[Exercise directions]
Copy the material that follows word for word and omit its pictures.

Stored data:
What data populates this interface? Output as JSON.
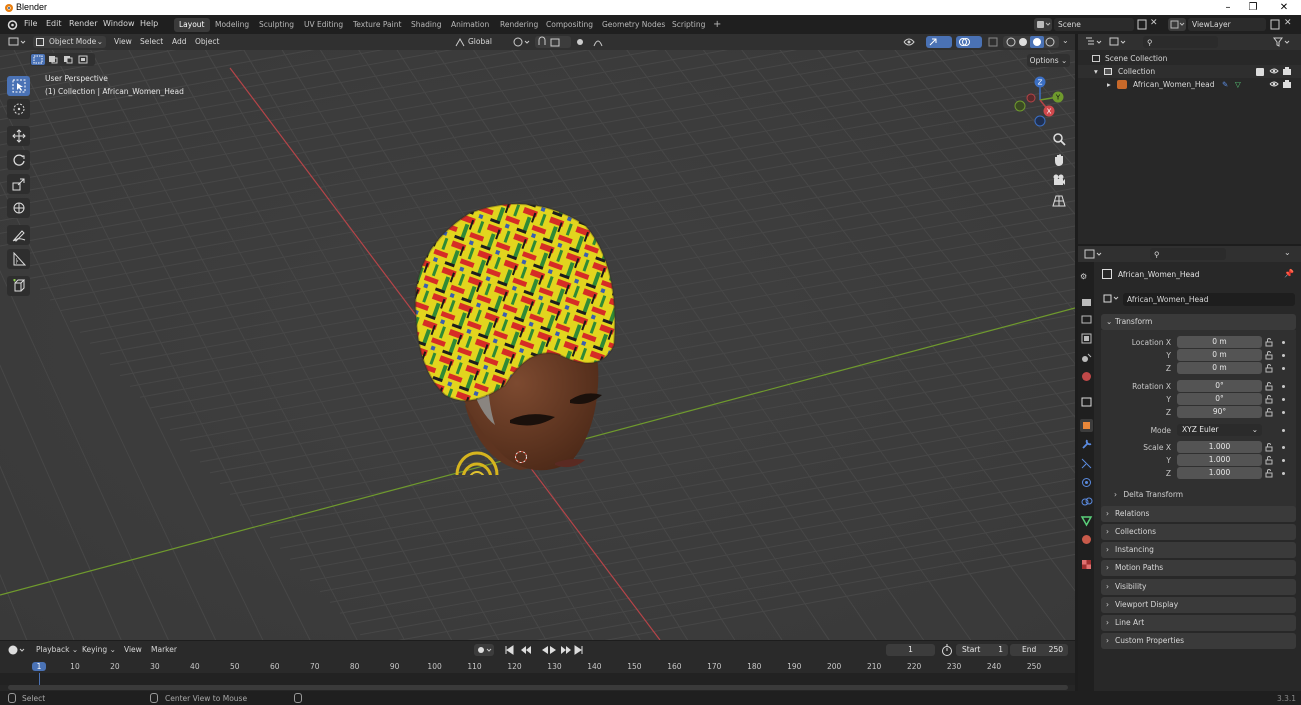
{
  "window": {
    "title": "Blender"
  },
  "menu": {
    "items": [
      "File",
      "Edit",
      "Render",
      "Window",
      "Help"
    ]
  },
  "workspaces": {
    "tabs": [
      "Layout",
      "Modeling",
      "Sculpting",
      "UV Editing",
      "Texture Paint",
      "Shading",
      "Animation",
      "Rendering",
      "Compositing",
      "Geometry Nodes",
      "Scripting"
    ],
    "active": "Layout",
    "add": "+"
  },
  "scene": {
    "name": "Scene"
  },
  "view_layer": {
    "name": "ViewLayer"
  },
  "viewport_header": {
    "mode": "Object Mode",
    "view": "View",
    "select": "Select",
    "add": "Add",
    "object": "Object",
    "orientation": "Global",
    "options": "Options"
  },
  "viewport": {
    "perspective": "User Perspective",
    "collection_info": "(1) Collection | African_Women_Head",
    "gizmo": {
      "x": "X",
      "y": "Y",
      "z": "Z"
    }
  },
  "outliner": {
    "search_placeholder": "",
    "rows": [
      {
        "label": "Scene Collection"
      },
      {
        "label": "Collection"
      },
      {
        "label": "African_Women_Head"
      }
    ]
  },
  "properties": {
    "object_name": "African_Women_Head",
    "data_name": "African_Women_Head",
    "transform": {
      "header": "Transform",
      "location_label": "Location X",
      "location": [
        "0 m",
        "0 m",
        "0 m"
      ],
      "rotation_label": "Rotation X",
      "rotation": [
        "0°",
        "0°",
        "90°"
      ],
      "mode_label": "Mode",
      "mode": "XYZ Euler",
      "scale_label": "Scale X",
      "scale": [
        "1.000",
        "1.000",
        "1.000"
      ],
      "axis_y": "Y",
      "axis_z": "Z",
      "delta": "Delta Transform"
    },
    "panels": [
      "Relations",
      "Collections",
      "Instancing",
      "Motion Paths",
      "Visibility",
      "Viewport Display",
      "Line Art",
      "Custom Properties"
    ]
  },
  "timeline": {
    "menus": [
      "Playback",
      "Keying",
      "View",
      "Marker"
    ],
    "current_frame": "1",
    "start_label": "Start",
    "start": "1",
    "end_label": "End",
    "end": "250",
    "ruler": [
      "1",
      "10",
      "20",
      "30",
      "40",
      "50",
      "60",
      "70",
      "80",
      "90",
      "100",
      "110",
      "120",
      "130",
      "140",
      "150",
      "160",
      "170",
      "180",
      "190",
      "200",
      "210",
      "220",
      "230",
      "240",
      "250"
    ]
  },
  "statusbar": {
    "select": "Select",
    "center_view": "Center View to Mouse",
    "version": "3.3.1"
  },
  "colors": {
    "active_blue": "#4a72b5",
    "x_axis": "#b54448",
    "y_axis": "#6f9a2d",
    "z_axis": "#3b6fc4",
    "frame_blue": "#4a72b5"
  }
}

[Answer to the task]
What data populates this interface? Output as JSON.
{
  "window": {
    "title": "Blender"
  },
  "menu": {
    "items": [
      "File",
      "Edit",
      "Render",
      "Window",
      "Help"
    ]
  },
  "workspaces": {
    "tabs": [
      "Layout",
      "Modeling",
      "Sculpting",
      "UV Editing",
      "Texture Paint",
      "Shading",
      "Animation",
      "Rendering",
      "Compositing",
      "Geometry Nodes",
      "Scripting"
    ],
    "active": "Layout",
    "add": "+"
  },
  "scene": {
    "name": "Scene"
  },
  "view_layer": {
    "name": "ViewLayer"
  },
  "viewport_header": {
    "mode": "Object Mode",
    "view": "View",
    "select": "Select",
    "add": "Add",
    "object": "Object",
    "orientation": "Global",
    "options": "Options"
  },
  "viewport": {
    "perspective": "User Perspective",
    "collection_info": "(1) Collection | African_Women_Head",
    "gizmo": {
      "x": "X",
      "y": "Y",
      "z": "Z"
    }
  },
  "outliner": {
    "search_placeholder": "",
    "rows": [
      {
        "label": "Scene Collection"
      },
      {
        "label": "Collection"
      },
      {
        "label": "African_Women_Head"
      }
    ]
  },
  "properties": {
    "object_name": "African_Women_Head",
    "data_name": "African_Women_Head",
    "transform": {
      "header": "Transform",
      "location_label": "Location X",
      "location": [
        "0 m",
        "0 m",
        "0 m"
      ],
      "rotation_label": "Rotation X",
      "rotation": [
        "0°",
        "0°",
        "90°"
      ],
      "mode_label": "Mode",
      "mode": "XYZ Euler",
      "scale_label": "Scale X",
      "scale": [
        "1.000",
        "1.000",
        "1.000"
      ],
      "axis_y": "Y",
      "axis_z": "Z",
      "delta": "Delta Transform"
    },
    "panels": [
      "Relations",
      "Collections",
      "Instancing",
      "Motion Paths",
      "Visibility",
      "Viewport Display",
      "Line Art",
      "Custom Properties"
    ]
  },
  "timeline": {
    "menus": [
      "Playback",
      "Keying",
      "View",
      "Marker"
    ],
    "current_frame": "1",
    "start_label": "Start",
    "start": "1",
    "end_label": "End",
    "end": "250",
    "ruler": [
      "1",
      "10",
      "20",
      "30",
      "40",
      "50",
      "60",
      "70",
      "80",
      "90",
      "100",
      "110",
      "120",
      "130",
      "140",
      "150",
      "160",
      "170",
      "180",
      "190",
      "200",
      "210",
      "220",
      "230",
      "240",
      "250"
    ]
  },
  "statusbar": {
    "select": "Select",
    "center_view": "Center View to Mouse",
    "version": "3.3.1"
  },
  "colors": {
    "active_blue": "#4a72b5",
    "x_axis": "#b54448",
    "y_axis": "#6f9a2d",
    "z_axis": "#3b6fc4",
    "frame_blue": "#4a72b5"
  }
}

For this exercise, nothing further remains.